§ SHORT EXERCISE: Copy out all the data, word for word.

*** LISTED ENTRIES ***

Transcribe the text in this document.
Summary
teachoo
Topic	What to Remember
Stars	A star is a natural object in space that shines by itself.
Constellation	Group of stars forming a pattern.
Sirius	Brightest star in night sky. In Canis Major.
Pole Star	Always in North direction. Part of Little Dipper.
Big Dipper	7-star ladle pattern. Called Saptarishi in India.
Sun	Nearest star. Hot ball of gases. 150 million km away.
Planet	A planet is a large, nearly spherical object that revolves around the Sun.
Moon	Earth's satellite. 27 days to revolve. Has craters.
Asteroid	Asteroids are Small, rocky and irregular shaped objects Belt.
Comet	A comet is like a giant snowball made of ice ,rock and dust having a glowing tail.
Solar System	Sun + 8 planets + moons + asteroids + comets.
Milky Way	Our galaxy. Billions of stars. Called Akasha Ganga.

***

§ THE COMPLETED TASK:
Transcribe the text in this document.
Summary
teachoo
Topic	What to Remember
Stars	A star is a natural object in space that shines by itself.
Constellation	Group of stars forming a pattern.
Sirius	Brightest star in night sky. In Canis Major.
Pole Star	Always in North direction. Part of Little Dipper.
Big Dipper	7-star ladle pattern. Called Saptarishi in India.
Sun	Nearest star. Hot ball of gases. 150 million km away.
Planet	A planet is a large, nearly spherical object that revolves around the Sun.
Moon	Earth's satellite. 27 days to revolve. Has craters.
Asteroid	Asteroids are Small, rocky and irregular shaped objects Belt.
Comet	A comet is like a giant snowball made of ice ,rock and dust having a glowing tail.
Solar System	Sun + 8 planets + moons + asteroids + comets.
Milky Way	Our galaxy. Billions of stars. Called Akasha Ganga.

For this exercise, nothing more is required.